## What to work on
Return the lines below that carry the word "JSON".

## Dataset records
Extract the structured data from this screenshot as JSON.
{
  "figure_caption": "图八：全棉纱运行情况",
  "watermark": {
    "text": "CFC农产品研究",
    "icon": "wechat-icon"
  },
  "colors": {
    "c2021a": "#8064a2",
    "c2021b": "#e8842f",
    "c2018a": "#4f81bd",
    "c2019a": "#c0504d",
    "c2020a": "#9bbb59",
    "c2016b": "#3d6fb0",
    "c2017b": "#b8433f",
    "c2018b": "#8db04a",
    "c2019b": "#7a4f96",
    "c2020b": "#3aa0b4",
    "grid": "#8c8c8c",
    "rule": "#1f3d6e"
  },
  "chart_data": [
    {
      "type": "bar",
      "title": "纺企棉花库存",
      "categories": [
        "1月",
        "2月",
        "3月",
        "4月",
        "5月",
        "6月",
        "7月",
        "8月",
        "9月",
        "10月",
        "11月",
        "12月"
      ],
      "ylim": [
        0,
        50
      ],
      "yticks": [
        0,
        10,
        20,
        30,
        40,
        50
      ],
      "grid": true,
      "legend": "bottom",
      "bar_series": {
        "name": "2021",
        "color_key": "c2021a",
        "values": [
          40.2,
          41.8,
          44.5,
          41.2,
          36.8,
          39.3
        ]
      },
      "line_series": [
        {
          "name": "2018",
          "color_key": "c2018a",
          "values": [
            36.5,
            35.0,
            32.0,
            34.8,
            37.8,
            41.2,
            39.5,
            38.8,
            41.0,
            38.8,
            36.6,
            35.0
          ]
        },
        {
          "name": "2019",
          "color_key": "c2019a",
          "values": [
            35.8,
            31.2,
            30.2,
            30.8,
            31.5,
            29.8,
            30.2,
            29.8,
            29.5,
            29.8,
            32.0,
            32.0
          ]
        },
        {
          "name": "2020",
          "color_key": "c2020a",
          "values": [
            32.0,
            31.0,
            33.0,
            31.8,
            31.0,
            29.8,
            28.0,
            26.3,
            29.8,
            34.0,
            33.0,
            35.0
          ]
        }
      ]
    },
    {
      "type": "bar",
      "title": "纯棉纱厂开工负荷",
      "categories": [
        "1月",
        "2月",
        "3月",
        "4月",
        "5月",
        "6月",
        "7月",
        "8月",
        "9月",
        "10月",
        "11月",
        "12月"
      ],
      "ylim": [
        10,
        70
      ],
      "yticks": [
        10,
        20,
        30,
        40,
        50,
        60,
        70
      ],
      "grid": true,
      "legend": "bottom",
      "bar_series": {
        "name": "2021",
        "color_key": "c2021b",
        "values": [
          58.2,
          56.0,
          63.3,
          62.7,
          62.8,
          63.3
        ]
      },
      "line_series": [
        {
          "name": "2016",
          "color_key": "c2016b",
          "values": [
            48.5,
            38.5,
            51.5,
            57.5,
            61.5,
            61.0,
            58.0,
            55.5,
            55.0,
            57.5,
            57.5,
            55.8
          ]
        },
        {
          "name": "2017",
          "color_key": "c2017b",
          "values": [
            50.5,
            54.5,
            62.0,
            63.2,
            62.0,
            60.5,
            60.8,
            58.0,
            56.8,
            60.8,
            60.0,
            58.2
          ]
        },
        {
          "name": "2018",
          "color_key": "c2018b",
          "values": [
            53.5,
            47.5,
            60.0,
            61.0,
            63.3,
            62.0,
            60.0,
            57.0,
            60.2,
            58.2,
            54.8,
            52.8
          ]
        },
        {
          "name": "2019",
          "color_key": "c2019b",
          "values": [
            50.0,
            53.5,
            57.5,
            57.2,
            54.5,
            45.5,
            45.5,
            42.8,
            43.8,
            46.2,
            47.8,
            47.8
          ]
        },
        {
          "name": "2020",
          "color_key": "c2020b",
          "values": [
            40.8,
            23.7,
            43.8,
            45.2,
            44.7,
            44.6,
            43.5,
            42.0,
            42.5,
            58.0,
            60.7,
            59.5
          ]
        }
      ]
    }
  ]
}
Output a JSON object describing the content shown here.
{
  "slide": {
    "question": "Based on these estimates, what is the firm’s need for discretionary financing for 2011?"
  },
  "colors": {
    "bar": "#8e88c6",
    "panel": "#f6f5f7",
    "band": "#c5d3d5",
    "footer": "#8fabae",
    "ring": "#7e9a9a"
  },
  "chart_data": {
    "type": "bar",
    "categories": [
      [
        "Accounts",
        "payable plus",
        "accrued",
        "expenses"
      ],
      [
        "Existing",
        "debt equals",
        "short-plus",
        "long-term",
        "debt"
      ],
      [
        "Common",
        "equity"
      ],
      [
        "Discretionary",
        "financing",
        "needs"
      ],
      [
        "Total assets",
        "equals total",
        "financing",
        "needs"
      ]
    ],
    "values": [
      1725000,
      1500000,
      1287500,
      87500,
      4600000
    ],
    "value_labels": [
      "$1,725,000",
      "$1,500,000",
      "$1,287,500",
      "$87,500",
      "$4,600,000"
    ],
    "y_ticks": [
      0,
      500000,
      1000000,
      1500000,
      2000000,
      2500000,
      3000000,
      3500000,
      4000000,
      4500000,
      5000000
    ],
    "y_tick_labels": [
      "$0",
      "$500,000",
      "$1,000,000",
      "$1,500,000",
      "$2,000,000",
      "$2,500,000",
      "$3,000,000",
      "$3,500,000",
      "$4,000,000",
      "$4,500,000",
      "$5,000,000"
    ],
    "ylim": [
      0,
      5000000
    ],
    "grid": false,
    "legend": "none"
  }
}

## Correct output
Extract the structured data from this screenshot as JSON.
Output a JSON object describing the content shown here.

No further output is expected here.